• [WORK REQUIRED] Gather all lines with "ylabel" from the records.

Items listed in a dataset

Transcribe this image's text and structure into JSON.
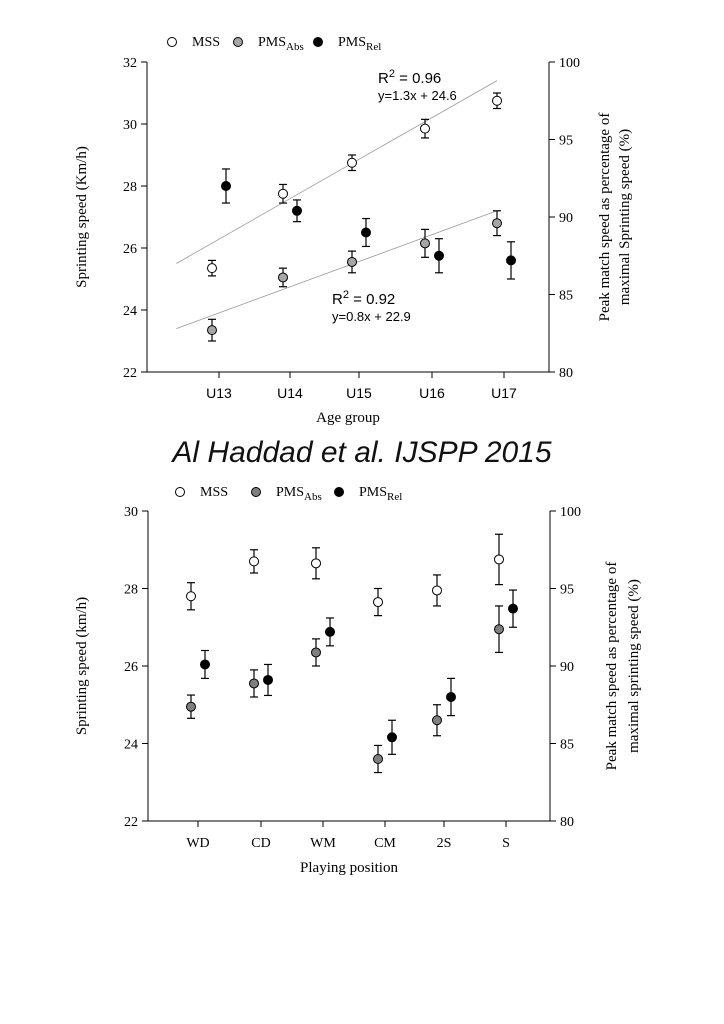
{
  "watermark": "Al Haddad et al. IJSPP 2015",
  "chart_data": [
    {
      "type": "scatter",
      "xlabel": "Age group",
      "ylabel": "Sprinting speed (Km/h)",
      "y2label_line1": "Peak match speed as percentage of",
      "y2label_line2": "maximal Sprinting speed (%)",
      "ylim": [
        22,
        32
      ],
      "y2lim": [
        80,
        100
      ],
      "yticks": [
        22,
        24,
        26,
        28,
        30,
        32
      ],
      "y2ticks": [
        80,
        85,
        90,
        95,
        100
      ],
      "categories": [
        "U13",
        "U14",
        "U15",
        "U16",
        "U17"
      ],
      "legend": [
        {
          "label": "MSS",
          "sub": "",
          "fill": "#ffffff"
        },
        {
          "label": "PMS",
          "sub": "Abs",
          "fill": "#a6a6a6"
        },
        {
          "label": "PMS",
          "sub": "Rel",
          "fill": "#000000"
        }
      ],
      "series": [
        {
          "name": "MSS",
          "axis": "left",
          "fill": "#ffffff",
          "values": [
            25.35,
            27.75,
            28.75,
            29.85,
            30.75
          ],
          "errors": [
            0.25,
            0.3,
            0.25,
            0.3,
            0.25
          ]
        },
        {
          "name": "PMS_Abs",
          "axis": "left",
          "fill": "#a6a6a6",
          "values": [
            23.35,
            25.05,
            25.55,
            26.15,
            26.8
          ],
          "errors": [
            0.35,
            0.3,
            0.35,
            0.45,
            0.4
          ]
        },
        {
          "name": "PMS_Rel",
          "axis": "right",
          "fill": "#000000",
          "values": [
            92.0,
            90.4,
            89.0,
            87.5,
            87.2
          ],
          "errors": [
            1.1,
            0.7,
            0.9,
            1.1,
            1.2
          ]
        }
      ],
      "trendlines": [
        {
          "series": "MSS",
          "x": [
            0.5,
            5.0
          ],
          "y": [
            25.5,
            31.4
          ]
        },
        {
          "series": "PMS_Abs",
          "x": [
            0.5,
            5.0
          ],
          "y": [
            23.4,
            27.2
          ]
        }
      ],
      "annotations": [
        {
          "r2": "0.96",
          "eq": "y=1.3x + 24.6"
        },
        {
          "r2": "0.92",
          "eq": "y=0.8x + 22.9"
        }
      ]
    },
    {
      "type": "scatter",
      "xlabel": "Playing position",
      "ylabel": "Sprinting speed (km/h)",
      "y2label_line1": "Peak match speed as percentage of",
      "y2label_line2": "maximal sprinting speed (%)",
      "ylim": [
        22,
        30
      ],
      "y2lim": [
        80,
        100
      ],
      "yticks": [
        22,
        24,
        26,
        28,
        30
      ],
      "y2ticks": [
        80,
        85,
        90,
        95,
        100
      ],
      "categories": [
        "WD",
        "CD",
        "WM",
        "CM",
        "2S",
        "S"
      ],
      "legend": [
        {
          "label": "MSS",
          "sub": "",
          "fill": "#ffffff"
        },
        {
          "label": "PMS",
          "sub": "Abs",
          "fill": "#7f7f7f"
        },
        {
          "label": "PMS",
          "sub": "Rel",
          "fill": "#000000"
        }
      ],
      "series": [
        {
          "name": "MSS",
          "axis": "left",
          "fill": "#ffffff",
          "values": [
            27.8,
            28.7,
            28.65,
            27.65,
            27.95,
            28.75
          ],
          "errors": [
            0.35,
            0.3,
            0.4,
            0.35,
            0.4,
            0.65
          ]
        },
        {
          "name": "PMS_Abs",
          "axis": "left",
          "fill": "#7f7f7f",
          "values": [
            24.95,
            25.55,
            26.35,
            23.6,
            24.6,
            26.95
          ],
          "errors": [
            0.3,
            0.35,
            0.35,
            0.35,
            0.4,
            0.6
          ]
        },
        {
          "name": "PMS_Rel",
          "axis": "right",
          "fill": "#000000",
          "values": [
            90.1,
            89.1,
            92.2,
            85.4,
            88.0,
            93.7
          ],
          "errors": [
            0.9,
            1.0,
            0.9,
            1.1,
            1.2,
            1.2
          ]
        }
      ]
    }
  ]
}
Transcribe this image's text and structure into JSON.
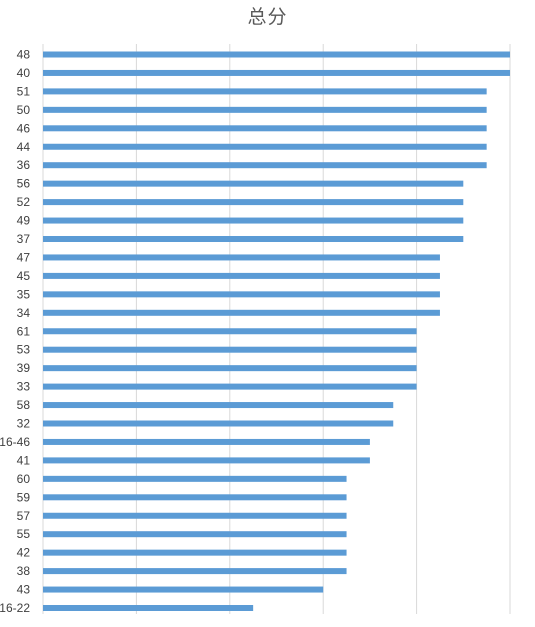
{
  "chart_data": {
    "type": "bar",
    "orientation": "horizontal",
    "title": "总分",
    "categories": [
      "48",
      "40",
      "51",
      "50",
      "46",
      "44",
      "36",
      "56",
      "52",
      "49",
      "37",
      "47",
      "45",
      "35",
      "34",
      "61",
      "53",
      "39",
      "33",
      "58",
      "32",
      "16-46",
      "41",
      "60",
      "59",
      "57",
      "55",
      "42",
      "38",
      "43",
      "16-22"
    ],
    "values": [
      100,
      100,
      95,
      95,
      95,
      95,
      95,
      90,
      90,
      90,
      90,
      85,
      85,
      85,
      85,
      80,
      80,
      80,
      80,
      75,
      75,
      70,
      70,
      65,
      65,
      65,
      65,
      65,
      65,
      60,
      45
    ],
    "xlim": [
      0,
      100
    ],
    "grid": true,
    "legend": "none",
    "bar_color": "#5B9BD5",
    "grid_color": "#D9D9D9",
    "label_color": "#404040"
  }
}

• [TASK RESULT]
      "ylabel": "Sprinting speed (Km/h)",
      "ylabel": "Sprinting speed (km/h)",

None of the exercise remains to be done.